* **WHAT IS ASKED**:
Print the listing in its entirety and exactly, leaving out images.

....

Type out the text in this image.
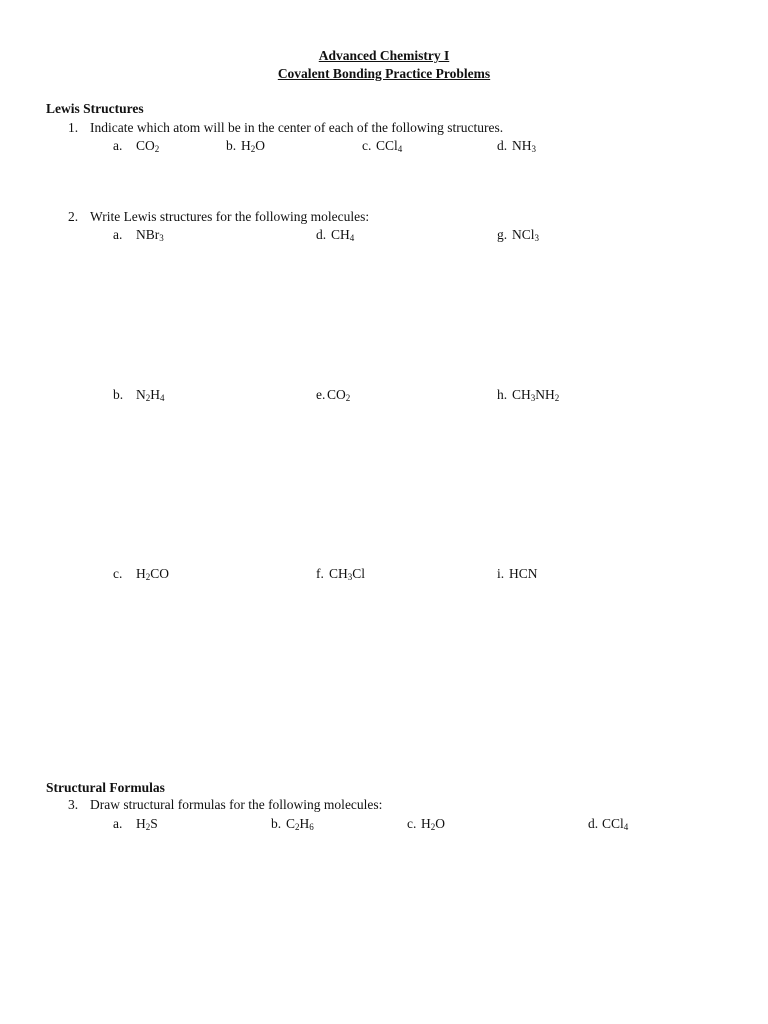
Advanced Chemistry I
Covalent Bonding Practice Problems
Lewis Structures
1. Indicate which atom will be in the center of each of the following structures.
a. $CO_2$	b. $H_2O$	c. CCl$_4$	d. $NH_3$
2. Write Lewis structures for the following molecules:
a. NBr$_3$	d. $CH_4$	g. NCl$_3$
b. $N_2H_4$	e. $CO_2$	h. $CH_3NH_2$
c. $H_2CO$	f. $CH_3Cl$	i. HCN
Structural Formulas
3. Draw structural formulas for the following molecules:
a. $H_2S$	b. $C_2H_6$	c. $H_2O$	d. CCl$_4$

....

* **CORRECT RESULT**:
Type out the text in this image.
Advanced Chemistry I
Covalent Bonding Practice Problems
Lewis Structures
1. Indicate which atom will be in the center of each of the following structures.
a. $CO_2$	b. $H_2O$	c. CCl$_4$	d. $NH_3$
2. Write Lewis structures for the following molecules:
a. NBr$_3$	d. $CH_4$	g. NCl$_3$
b. $N_2H_4$	e. $CO_2$	h. $CH_3NH_2$
c. $H_2CO$	f. $CH_3Cl$	i. HCN
Structural Formulas
3. Draw structural formulas for the following molecules:
a. $H_2S$	b. $C_2H_6$	c. $H_2O$	d. CCl$_4$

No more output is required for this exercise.